* begin Dataset extract *
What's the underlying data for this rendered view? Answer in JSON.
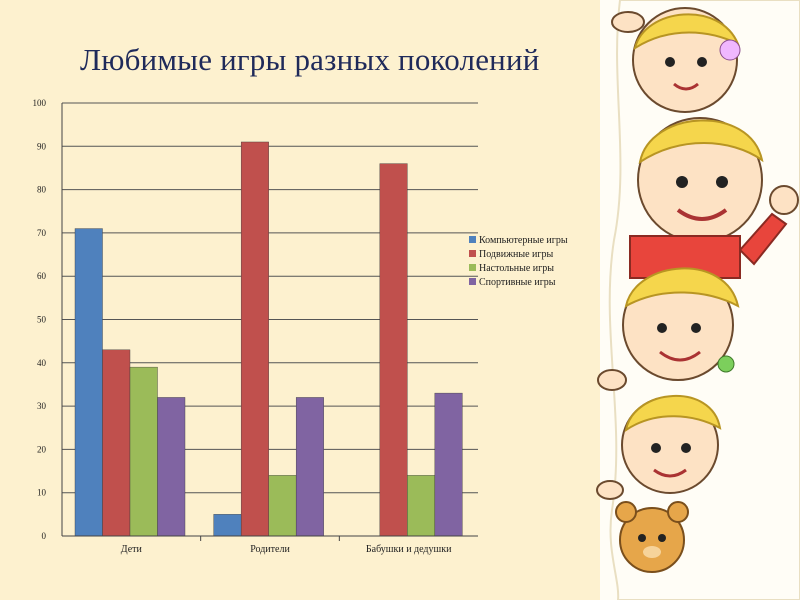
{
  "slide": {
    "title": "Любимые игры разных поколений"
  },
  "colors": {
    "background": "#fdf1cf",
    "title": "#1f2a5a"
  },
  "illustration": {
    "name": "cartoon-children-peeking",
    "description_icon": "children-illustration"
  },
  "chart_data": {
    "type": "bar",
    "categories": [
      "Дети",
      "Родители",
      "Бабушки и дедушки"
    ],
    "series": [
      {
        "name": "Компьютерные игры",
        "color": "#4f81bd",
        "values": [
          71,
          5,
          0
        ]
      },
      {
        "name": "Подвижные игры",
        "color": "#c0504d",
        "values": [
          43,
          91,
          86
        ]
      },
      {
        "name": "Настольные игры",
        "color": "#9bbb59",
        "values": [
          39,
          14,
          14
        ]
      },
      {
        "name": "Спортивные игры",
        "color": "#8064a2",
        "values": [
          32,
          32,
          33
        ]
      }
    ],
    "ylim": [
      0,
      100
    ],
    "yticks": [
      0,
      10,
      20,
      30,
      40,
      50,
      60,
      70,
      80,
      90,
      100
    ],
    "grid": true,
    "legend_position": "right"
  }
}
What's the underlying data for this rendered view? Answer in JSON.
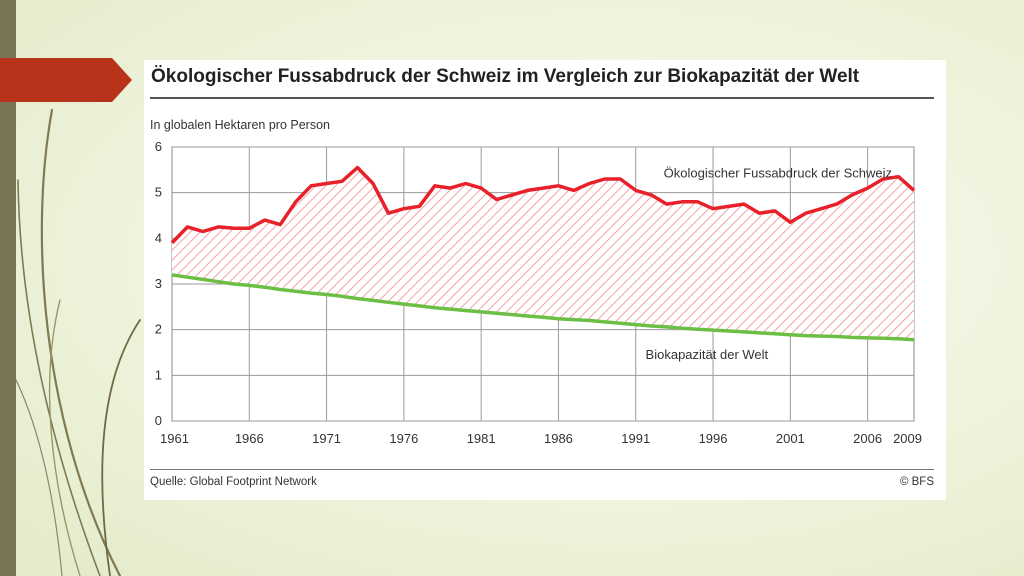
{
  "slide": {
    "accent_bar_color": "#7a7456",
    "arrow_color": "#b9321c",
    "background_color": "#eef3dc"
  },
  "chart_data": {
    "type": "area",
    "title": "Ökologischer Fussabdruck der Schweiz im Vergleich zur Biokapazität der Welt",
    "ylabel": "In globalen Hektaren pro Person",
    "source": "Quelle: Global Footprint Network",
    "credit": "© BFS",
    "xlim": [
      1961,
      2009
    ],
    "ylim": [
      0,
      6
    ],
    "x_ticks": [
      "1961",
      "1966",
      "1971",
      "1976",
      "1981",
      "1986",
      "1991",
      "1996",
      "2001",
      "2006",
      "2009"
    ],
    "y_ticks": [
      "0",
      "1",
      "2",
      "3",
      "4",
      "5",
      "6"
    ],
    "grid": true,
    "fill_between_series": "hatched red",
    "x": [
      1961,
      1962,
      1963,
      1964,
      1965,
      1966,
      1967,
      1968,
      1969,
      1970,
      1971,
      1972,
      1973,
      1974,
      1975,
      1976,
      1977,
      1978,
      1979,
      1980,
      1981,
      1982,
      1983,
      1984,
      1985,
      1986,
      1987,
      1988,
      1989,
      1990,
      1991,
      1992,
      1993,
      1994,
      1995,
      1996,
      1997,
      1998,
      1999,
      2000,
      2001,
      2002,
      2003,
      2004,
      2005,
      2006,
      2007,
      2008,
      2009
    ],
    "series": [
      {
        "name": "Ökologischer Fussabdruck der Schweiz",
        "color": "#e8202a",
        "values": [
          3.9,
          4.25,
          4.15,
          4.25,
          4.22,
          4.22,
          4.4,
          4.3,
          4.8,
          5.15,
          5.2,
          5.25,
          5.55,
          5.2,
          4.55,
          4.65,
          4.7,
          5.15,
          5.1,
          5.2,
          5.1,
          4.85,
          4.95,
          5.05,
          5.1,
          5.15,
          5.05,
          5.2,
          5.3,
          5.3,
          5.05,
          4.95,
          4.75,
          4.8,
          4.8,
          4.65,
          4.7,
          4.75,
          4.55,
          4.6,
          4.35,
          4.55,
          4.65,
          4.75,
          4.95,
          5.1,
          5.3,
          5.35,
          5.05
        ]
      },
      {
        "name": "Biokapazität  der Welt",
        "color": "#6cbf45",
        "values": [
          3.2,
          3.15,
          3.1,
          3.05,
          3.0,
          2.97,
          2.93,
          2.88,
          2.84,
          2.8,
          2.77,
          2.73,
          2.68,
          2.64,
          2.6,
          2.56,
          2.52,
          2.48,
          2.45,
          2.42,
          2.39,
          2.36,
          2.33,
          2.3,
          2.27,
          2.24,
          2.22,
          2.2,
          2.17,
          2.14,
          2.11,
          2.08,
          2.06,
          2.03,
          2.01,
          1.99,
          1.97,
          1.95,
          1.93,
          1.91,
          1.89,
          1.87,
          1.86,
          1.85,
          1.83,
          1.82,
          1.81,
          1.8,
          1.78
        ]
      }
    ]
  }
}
* end Dataset extract *
* begin Dataset extract *
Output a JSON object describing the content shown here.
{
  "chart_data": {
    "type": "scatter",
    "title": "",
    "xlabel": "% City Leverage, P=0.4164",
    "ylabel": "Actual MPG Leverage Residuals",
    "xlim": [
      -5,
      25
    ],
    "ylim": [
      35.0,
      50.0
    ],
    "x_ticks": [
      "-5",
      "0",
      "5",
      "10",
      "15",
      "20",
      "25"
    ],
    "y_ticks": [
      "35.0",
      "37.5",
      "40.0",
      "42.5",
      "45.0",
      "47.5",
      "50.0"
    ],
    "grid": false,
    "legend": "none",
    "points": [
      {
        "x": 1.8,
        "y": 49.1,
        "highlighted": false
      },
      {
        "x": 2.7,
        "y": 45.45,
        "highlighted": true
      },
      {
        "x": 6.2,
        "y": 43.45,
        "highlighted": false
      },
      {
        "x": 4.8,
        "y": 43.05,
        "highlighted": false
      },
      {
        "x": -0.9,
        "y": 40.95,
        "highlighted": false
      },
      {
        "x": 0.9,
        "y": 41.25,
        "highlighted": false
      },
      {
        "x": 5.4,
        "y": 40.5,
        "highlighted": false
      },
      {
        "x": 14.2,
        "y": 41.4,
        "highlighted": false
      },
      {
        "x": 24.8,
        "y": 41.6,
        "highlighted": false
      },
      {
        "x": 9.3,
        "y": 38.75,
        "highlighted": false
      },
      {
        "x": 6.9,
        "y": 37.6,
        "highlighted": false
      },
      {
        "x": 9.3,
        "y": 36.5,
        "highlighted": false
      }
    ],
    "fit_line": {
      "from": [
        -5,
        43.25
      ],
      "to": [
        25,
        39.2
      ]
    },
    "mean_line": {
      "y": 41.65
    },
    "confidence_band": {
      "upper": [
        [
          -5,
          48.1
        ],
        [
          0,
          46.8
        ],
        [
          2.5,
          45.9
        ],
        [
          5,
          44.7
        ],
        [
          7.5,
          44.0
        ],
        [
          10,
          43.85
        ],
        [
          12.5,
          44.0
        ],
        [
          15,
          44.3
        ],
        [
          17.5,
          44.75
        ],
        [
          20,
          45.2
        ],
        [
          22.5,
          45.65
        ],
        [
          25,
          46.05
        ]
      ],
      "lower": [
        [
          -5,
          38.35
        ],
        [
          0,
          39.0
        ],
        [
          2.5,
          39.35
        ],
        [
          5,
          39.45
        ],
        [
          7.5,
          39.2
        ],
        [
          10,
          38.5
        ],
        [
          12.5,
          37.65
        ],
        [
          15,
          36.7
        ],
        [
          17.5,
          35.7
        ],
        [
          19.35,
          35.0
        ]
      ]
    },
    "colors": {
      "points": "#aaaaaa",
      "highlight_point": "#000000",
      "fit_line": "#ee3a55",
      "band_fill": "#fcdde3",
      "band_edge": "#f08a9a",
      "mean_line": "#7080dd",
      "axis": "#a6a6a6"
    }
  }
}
* end Dataset extract *
Description of the task: Copy every line above that holds the word "Fussabdruck".

Solution for this problem:
    "title": "Ökologischer Fussabdruck der Schweiz im Vergleich zur Biokapazität der Welt",
        "name": "Ökologischer Fussabdruck der Schweiz",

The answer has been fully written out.